## START TEXT SHOWN
Hi Adrián,

Yeah we have met at HPCA and I went to your presentation. I think your
implementation is probably more complete and robust. If you plan to
contribute it, it would be great! I do have a few questions:

1. How are the instructions broken into microops? e.g. a "vaddps" is
decoded into a single microop?
2. If there is a single 512-bit register, how do you handle register
dependence? Are there new register read/write APIs for these instructions?

Thanks!

*王 钲 荣*

Zhengrong Wang
Computer Science Department
University of California, Los Angeles
California, USA
90024

Work Email: [email protected]
Mobile :+1 310-447-4568




abarredo via gem5-dev <[email protected]> 于2020年6月1日周一 上午10:20写道:

> Hi,
>
> I'm Adrián, I have extended the x86's ISA with the newest SIMD
> extensions (AVX, AVX2 and AVX512).
> As you know, the SSE implementation is inefficient (a 128-bit register
> operations is modeled as 2 64-bit scalar operations).
> If we plan to add support for AVX and AVX512 ISAs, the first thing to do
> is to implement a proper vector register file for the x86 ISA. At the
> moment I did it,
> SVE was not released so I did it from scratch. Here, we could follow one
> of these options:
>
> 1) Reuse the SVE implementation of the vector register file.
> 2) Create a new one, as I did.
>
> Doing the first option means having compatibility with Arm's SVE
> instructions, but also means re-implementing all my micro-instructions,
> which would take long.
> However, my current x86 SIMD micro-instruction's implementation is not
> clean, so I'll have to spend time to do it more efficient any way.
>
> In my own vector register file, I perform a memory allocation of 512 bit
> for all the registers. Then, every SSE, AVX and AVX512 instruction operates
> depending on the instruction's vector size. This implementation has been
> tested on several applications (from the ParVec benchmark suite among
> others)
> and closely follows Intel's description in their official manual. This
> simulator has been employed in our paper, published in HPCA2020.
>
> Adrián
>
> On 1/6/20 18:32, Miquel Moreto wrote:
> >
> > Hi Zhengrong and Jason,
> >
> > Let me CC Adrian Barredo, the PhD student that implemented AVX
> > instructions in our gem5 simulation infrastructure. Since he did all
> > the hard work, I believe it is better that he answers your questions. :-)
## END TEXT SHOWN
## START TASK INPUTS
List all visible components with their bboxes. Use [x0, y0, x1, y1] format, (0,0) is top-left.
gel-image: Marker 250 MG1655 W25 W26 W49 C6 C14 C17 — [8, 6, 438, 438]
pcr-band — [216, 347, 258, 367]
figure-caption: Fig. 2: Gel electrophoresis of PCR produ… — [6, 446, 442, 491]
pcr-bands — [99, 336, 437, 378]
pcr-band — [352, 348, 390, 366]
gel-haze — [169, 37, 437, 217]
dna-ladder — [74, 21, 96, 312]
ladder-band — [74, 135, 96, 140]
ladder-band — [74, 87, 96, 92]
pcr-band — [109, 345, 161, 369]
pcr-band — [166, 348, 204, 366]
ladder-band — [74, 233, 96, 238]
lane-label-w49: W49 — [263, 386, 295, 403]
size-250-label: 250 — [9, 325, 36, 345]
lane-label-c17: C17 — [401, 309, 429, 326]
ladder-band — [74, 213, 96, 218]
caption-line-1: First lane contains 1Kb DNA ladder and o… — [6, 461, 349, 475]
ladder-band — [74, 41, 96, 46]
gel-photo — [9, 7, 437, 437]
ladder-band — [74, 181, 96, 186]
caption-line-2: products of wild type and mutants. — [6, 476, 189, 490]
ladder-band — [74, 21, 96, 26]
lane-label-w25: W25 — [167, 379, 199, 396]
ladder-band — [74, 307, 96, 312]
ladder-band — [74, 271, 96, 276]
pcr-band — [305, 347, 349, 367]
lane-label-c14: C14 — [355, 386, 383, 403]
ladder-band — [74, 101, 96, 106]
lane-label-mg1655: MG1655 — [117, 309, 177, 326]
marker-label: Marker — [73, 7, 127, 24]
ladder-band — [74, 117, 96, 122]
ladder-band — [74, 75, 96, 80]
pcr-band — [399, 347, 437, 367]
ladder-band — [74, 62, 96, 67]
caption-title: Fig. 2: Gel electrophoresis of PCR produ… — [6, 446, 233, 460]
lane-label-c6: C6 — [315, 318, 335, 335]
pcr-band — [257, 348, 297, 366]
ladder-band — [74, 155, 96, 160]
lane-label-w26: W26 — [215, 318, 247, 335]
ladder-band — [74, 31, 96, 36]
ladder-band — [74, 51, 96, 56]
## END TASK INPUTS
## START TASK INPUTS
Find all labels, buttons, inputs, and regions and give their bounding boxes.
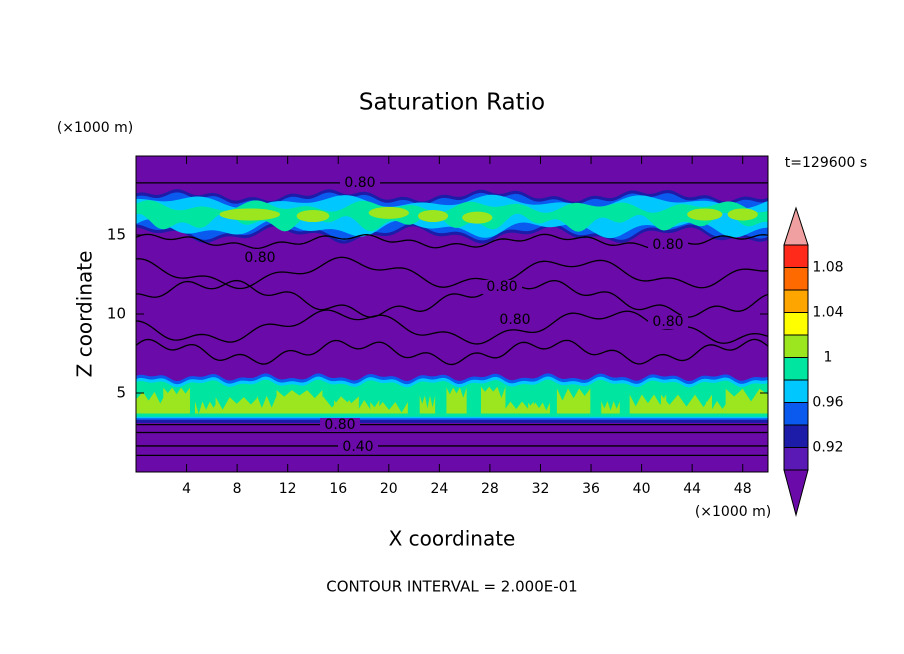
## END TASK INPUTS
### TO-DO LIST
A - Lay out the records from the line with "List all visible" to the line with "pcr-bands — [99, 336, 437, 378]" as a Markdown table with the columns Row and Line, leaving out blank lines.
B - Proceed with the email thread about adding AVX support to gem5's x86 ISA, continuing it from the point where it stops.

### RESULTS IN ORDER
A -
| Row | Line |
|---|---|
| 1 | List all visible components with their bboxes. Use [x0, y0, x1, y1] format, (0,0) is top-left. |
| 2 | gel-image: Marker 250 MG1655 W25 W26 W49 C6 C14 C17 — [8, 6, 438, 438] |
| 3 | pcr-band — [216, 347, 258, 367] |
| 4 | figure-caption: Fig. 2: Gel electrophoresis of PCR produ… — [6, 446, 442, 491] |
| 5 | pcr-bands — [99, 336, 437, 378] |

B -
> >
> > Best regards,
> >
> > --- Miquel
> >
> > On 1/6/20 17:14, Jason Lowe-Power wrote:
> >> Hey Zhengrong,
> >>
> >> Thanks for getting started on this! I've also cc'd Miquel at BSC who
> >> has implemented many of the x86 vector instructions. Miquel, it would
> >> be great to get your input here!
> >>
> >> As far as getting input from AMD folks... I think this is going to be
> >> a tough thing for them to weigh in on due to IP issues. This is
> >> getting a bit too close to their products :). They can correct me if
> >> I'm wrong!
> >>
> >> To answer your questions:
> >>
> >>     - Design of the vector register file. My implementation directly
> >>     follows
> >>     the SSE instructions to minimize the work. Is there any better
> >>     way to do
> >>     this?
> >>
> >>
> >> I agree with Gabe. This is the best approach for now.
> >>
> >>     - If I am going to merge my code, what is a good submission plan?
> >>     I am
> >>     thinking about first committing the skeleton code with a simple
> >>     'vaddps'
> >>     instruction, and then for other instructions.
> >>
> >>
> >> That sounds good to me. If you think the whole set of changes should
> >> be reviewed together or there's no way to split things apart and
> >> still be understandable, we can create a feature branch for you. That
> >> said, since this is mostly just adding one instruction and doesn't
> >> touch too much outside of the ISA implementation, just breaking it up
> >> that way will probably work.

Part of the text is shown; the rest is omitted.